= What is expected =
Count the lines below that contain the word "content", and give only that number.

>> Begin Records shown

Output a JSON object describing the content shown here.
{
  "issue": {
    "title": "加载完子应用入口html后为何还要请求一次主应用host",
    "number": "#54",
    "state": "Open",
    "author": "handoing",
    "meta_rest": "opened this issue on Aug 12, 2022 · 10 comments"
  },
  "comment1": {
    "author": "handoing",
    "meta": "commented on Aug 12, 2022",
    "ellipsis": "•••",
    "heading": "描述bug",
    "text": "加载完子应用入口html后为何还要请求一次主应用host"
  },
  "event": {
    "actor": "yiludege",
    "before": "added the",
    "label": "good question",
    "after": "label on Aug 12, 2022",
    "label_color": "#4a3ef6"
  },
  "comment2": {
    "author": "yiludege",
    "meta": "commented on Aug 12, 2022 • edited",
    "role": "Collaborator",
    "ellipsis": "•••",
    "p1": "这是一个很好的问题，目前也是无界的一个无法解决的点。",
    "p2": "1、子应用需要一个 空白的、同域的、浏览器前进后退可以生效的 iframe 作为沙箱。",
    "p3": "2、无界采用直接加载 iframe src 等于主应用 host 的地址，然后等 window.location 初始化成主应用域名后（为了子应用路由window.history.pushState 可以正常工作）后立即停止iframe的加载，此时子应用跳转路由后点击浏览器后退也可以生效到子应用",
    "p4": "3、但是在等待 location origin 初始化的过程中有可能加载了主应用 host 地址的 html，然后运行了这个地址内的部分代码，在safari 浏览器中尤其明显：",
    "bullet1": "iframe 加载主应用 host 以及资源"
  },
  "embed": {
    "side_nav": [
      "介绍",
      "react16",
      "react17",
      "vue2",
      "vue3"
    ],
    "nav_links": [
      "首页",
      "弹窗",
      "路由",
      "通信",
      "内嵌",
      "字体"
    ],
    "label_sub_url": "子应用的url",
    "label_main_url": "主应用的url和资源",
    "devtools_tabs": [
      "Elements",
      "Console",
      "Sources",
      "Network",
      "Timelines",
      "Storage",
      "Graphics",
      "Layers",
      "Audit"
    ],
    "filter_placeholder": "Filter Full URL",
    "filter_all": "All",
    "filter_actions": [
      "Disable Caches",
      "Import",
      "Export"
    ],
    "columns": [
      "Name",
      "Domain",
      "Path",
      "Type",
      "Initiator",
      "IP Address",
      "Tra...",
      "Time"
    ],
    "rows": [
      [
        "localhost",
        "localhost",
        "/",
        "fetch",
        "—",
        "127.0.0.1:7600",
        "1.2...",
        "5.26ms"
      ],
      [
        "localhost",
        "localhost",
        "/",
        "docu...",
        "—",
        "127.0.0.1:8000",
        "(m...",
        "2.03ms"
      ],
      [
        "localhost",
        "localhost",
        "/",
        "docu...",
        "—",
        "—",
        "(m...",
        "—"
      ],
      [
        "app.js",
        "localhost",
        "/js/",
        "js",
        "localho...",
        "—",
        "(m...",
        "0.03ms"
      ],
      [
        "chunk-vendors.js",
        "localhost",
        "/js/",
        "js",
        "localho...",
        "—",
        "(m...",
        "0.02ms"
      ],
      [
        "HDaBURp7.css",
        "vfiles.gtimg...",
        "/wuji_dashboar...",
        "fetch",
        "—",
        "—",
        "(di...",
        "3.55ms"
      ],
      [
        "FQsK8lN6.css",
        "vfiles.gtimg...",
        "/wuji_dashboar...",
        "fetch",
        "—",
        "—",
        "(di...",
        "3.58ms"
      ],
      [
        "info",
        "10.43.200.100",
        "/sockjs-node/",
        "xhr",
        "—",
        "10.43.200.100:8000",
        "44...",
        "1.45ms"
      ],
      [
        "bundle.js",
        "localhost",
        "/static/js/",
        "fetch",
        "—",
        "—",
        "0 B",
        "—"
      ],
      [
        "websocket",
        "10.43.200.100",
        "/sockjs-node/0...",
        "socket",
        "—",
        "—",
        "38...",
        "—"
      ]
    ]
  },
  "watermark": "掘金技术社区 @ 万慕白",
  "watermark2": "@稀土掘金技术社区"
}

>> End Records shown
>> Begin Records shown

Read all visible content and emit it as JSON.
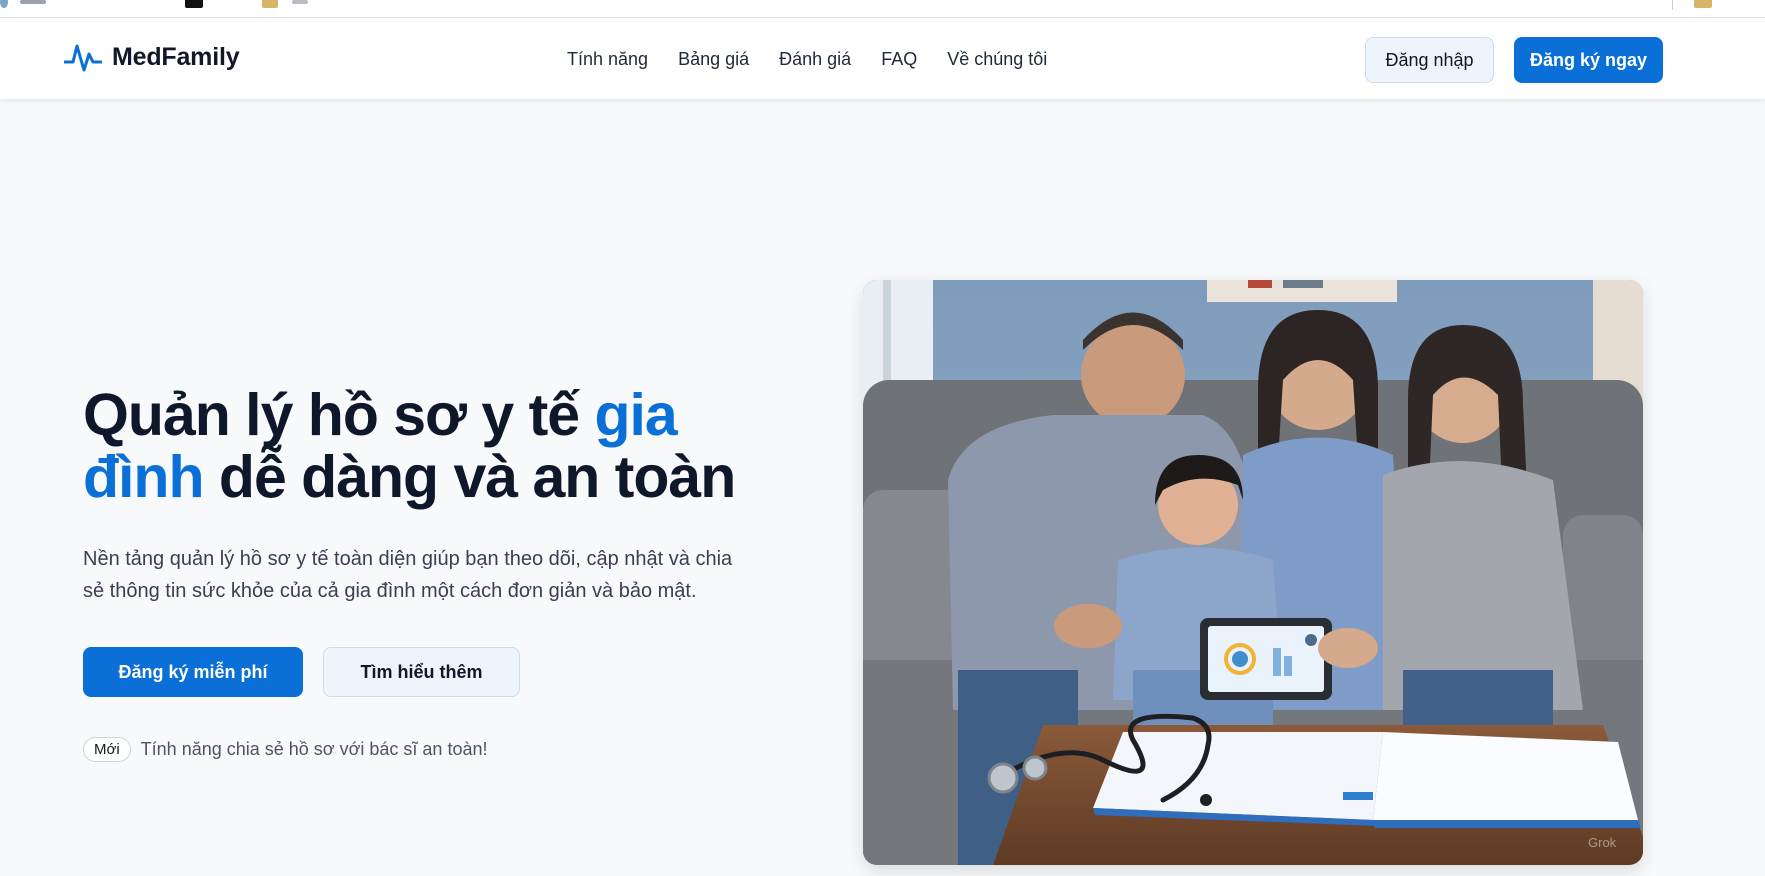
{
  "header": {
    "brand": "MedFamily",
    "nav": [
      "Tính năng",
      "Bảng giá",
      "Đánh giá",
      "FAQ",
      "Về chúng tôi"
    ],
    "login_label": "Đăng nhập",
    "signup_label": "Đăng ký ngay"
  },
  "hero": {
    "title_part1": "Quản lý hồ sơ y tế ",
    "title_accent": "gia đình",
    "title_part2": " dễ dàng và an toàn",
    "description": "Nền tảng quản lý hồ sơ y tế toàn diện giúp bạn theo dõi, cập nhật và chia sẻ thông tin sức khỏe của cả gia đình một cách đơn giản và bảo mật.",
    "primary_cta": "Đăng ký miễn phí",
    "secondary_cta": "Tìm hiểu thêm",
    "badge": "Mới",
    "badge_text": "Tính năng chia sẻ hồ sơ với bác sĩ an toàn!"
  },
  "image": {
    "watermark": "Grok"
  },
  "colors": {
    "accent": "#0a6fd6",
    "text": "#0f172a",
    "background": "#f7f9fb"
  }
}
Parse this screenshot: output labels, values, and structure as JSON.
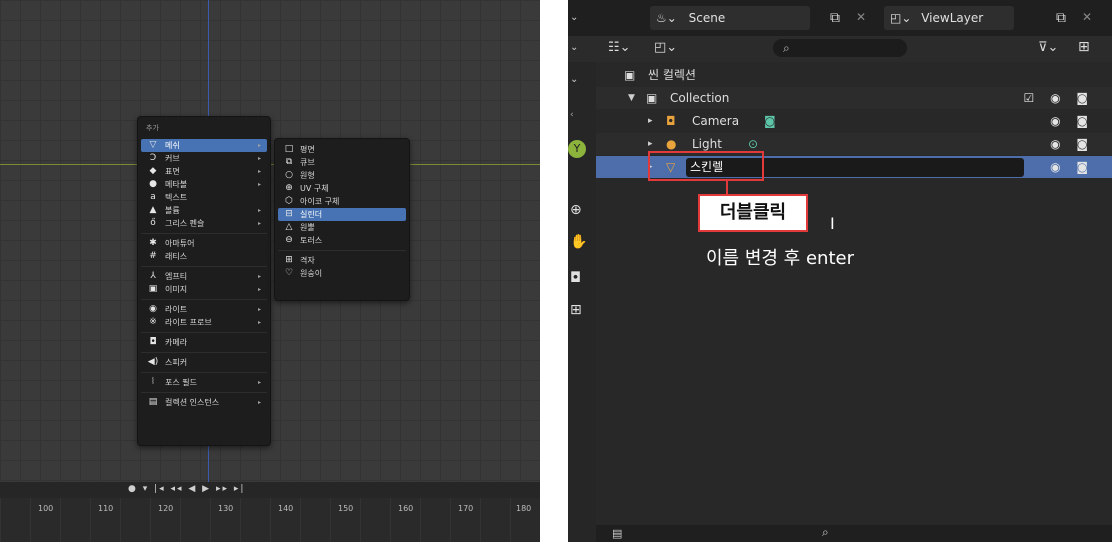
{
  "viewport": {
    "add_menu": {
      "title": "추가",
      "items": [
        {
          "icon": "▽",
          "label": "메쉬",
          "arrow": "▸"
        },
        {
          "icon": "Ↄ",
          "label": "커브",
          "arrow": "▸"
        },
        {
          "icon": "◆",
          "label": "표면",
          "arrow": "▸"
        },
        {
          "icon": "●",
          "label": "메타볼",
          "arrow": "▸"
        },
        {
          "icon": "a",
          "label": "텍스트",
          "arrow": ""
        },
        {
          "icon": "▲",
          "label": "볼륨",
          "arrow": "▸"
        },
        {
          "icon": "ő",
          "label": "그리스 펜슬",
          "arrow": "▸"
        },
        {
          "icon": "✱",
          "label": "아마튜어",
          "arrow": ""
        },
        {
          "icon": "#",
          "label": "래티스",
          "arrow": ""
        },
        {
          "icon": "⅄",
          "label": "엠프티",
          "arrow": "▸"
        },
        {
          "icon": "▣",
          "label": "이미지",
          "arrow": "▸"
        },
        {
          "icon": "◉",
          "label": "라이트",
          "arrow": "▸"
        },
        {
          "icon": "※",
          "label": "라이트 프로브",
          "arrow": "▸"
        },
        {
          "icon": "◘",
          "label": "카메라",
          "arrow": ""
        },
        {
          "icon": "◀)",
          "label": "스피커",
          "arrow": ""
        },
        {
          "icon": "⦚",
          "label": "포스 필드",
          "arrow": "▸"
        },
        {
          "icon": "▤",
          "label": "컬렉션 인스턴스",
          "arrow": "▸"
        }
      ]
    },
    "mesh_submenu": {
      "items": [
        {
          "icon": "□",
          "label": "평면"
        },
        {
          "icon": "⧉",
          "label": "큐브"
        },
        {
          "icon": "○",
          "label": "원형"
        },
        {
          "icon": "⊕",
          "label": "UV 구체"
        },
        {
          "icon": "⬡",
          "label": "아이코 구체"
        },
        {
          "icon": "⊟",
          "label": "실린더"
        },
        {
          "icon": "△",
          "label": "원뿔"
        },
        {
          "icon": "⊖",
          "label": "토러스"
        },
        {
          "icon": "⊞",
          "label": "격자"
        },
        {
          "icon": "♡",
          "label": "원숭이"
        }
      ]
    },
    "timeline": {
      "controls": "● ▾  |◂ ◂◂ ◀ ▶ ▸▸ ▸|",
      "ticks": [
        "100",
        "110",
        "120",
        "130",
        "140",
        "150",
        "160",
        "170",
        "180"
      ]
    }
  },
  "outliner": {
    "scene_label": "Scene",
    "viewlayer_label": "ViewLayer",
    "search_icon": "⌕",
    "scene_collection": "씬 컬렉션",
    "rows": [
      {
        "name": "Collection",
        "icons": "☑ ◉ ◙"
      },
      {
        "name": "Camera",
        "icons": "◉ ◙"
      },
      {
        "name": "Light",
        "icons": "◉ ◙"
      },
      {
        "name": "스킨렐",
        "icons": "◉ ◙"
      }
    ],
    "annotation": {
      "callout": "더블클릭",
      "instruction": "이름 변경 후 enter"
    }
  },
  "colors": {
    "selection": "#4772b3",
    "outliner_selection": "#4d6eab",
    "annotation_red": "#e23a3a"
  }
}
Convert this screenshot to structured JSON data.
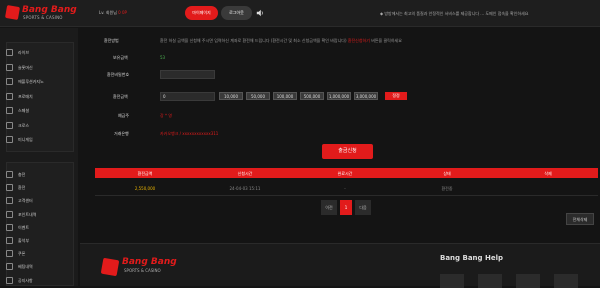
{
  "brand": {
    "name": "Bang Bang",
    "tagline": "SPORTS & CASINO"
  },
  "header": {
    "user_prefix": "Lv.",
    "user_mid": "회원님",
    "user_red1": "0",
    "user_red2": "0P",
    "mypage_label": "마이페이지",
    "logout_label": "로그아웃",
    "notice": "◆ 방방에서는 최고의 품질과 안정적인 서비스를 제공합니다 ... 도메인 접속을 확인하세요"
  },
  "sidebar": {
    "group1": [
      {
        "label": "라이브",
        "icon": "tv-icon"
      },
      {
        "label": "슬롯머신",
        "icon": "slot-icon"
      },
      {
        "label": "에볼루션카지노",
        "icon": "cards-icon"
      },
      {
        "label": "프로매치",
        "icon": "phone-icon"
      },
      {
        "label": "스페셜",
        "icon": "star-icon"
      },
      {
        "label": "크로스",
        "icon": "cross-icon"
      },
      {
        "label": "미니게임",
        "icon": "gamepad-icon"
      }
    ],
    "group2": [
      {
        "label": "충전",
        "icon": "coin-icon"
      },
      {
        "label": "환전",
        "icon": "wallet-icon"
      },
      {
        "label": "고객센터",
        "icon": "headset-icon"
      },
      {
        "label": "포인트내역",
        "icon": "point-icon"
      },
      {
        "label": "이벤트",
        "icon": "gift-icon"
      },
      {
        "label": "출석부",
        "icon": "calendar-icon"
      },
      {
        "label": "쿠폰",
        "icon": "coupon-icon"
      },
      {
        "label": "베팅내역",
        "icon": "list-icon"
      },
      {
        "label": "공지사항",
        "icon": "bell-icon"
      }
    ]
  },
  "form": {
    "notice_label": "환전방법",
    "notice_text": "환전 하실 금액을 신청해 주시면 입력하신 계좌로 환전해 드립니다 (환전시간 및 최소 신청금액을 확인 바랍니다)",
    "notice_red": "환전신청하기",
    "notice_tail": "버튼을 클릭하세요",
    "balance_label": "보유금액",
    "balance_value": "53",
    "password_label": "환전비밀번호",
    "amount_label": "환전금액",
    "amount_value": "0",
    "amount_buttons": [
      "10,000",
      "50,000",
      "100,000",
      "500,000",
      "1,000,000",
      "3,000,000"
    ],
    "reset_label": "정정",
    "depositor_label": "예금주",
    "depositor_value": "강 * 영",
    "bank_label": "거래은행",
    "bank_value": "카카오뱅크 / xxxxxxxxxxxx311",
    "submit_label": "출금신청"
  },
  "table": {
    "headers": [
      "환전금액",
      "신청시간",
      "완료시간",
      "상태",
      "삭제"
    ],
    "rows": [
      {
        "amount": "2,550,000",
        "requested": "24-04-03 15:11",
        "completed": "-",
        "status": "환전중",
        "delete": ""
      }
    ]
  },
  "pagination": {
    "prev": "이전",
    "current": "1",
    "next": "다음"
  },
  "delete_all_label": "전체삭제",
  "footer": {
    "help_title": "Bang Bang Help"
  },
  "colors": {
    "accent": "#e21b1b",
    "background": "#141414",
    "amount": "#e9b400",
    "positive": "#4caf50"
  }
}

>> End Records shown
>> Begin Records shown

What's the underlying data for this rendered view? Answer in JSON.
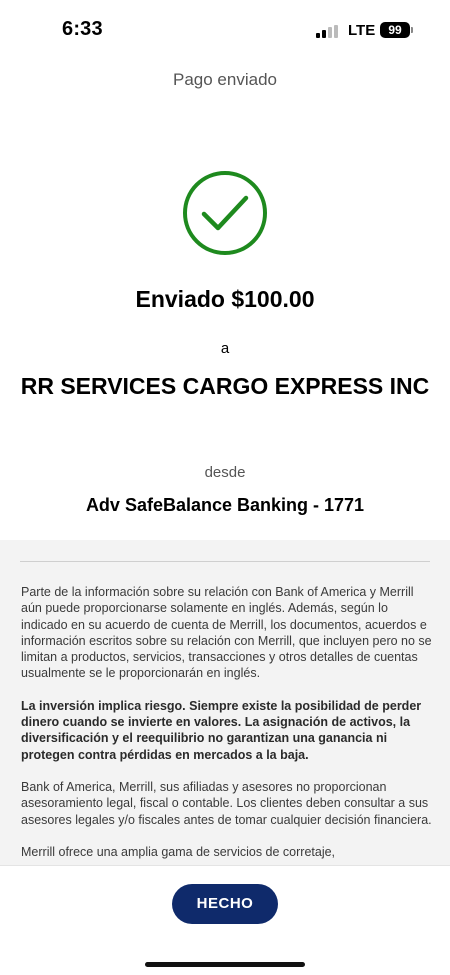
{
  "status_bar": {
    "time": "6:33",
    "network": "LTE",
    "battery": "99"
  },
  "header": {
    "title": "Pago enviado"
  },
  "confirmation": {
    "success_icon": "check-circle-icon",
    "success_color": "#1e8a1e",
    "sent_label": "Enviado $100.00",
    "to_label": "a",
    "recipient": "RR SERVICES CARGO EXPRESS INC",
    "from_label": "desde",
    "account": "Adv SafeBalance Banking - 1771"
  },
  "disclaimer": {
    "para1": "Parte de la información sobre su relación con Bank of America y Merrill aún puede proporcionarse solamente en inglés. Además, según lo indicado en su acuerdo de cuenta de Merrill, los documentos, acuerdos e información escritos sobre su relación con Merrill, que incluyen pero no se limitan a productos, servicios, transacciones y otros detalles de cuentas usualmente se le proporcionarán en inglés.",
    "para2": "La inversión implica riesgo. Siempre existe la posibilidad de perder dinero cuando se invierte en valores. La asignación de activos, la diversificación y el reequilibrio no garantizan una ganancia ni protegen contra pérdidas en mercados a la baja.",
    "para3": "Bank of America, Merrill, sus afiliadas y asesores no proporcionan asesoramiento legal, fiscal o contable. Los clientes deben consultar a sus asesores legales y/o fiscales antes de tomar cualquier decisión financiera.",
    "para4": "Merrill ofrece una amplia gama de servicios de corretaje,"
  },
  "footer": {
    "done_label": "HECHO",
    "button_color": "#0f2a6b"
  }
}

>> End Records shown

= Right answer =
2